DATA LISTING:
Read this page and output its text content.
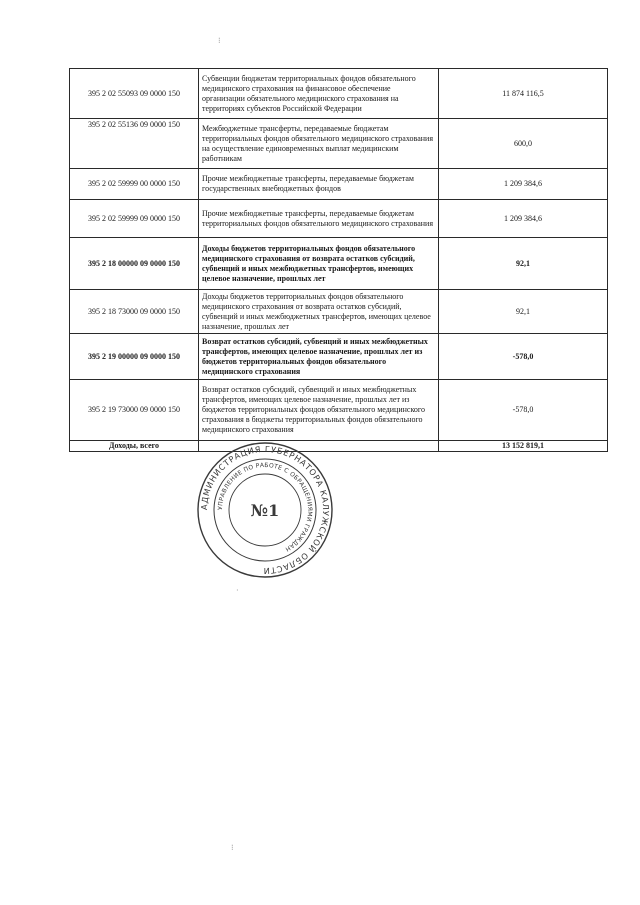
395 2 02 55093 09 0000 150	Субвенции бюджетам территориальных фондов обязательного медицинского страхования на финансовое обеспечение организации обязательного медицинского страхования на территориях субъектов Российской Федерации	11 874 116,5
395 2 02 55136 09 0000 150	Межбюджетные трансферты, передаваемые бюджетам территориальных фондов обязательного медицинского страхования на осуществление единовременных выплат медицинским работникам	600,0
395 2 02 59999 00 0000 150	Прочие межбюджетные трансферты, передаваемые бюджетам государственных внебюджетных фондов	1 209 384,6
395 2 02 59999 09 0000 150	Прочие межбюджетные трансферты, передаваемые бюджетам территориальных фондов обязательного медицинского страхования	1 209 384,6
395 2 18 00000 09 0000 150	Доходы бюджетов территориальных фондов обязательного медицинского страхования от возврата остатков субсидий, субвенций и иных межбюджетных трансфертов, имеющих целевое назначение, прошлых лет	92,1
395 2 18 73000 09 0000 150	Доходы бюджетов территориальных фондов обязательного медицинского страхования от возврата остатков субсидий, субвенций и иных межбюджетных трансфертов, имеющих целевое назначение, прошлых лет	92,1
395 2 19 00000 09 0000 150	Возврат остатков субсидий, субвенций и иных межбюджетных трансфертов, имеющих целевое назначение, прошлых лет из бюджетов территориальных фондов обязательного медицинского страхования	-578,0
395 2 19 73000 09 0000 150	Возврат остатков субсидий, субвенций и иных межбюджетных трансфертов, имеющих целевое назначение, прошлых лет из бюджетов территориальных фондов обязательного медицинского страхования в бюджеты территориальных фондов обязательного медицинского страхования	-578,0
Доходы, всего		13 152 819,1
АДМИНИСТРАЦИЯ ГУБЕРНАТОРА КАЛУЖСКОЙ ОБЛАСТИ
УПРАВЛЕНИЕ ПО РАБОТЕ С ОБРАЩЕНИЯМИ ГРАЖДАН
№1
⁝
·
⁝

WRITTEN PROBLEM: Copy out each line of the data containing the string "Прочие".

TASK OUTPUT:
395 2 02 59999 00 0000 150	Прочие межбюджетные трансферты, передаваемые бюджетам государственных внебюджетных фондов	1 209 384,6
395 2 02 59999 09 0000 150	Прочие межбюджетные трансферты, передаваемые бюджетам территориальных фондов обязательного медицинского страхования	1 209 384,6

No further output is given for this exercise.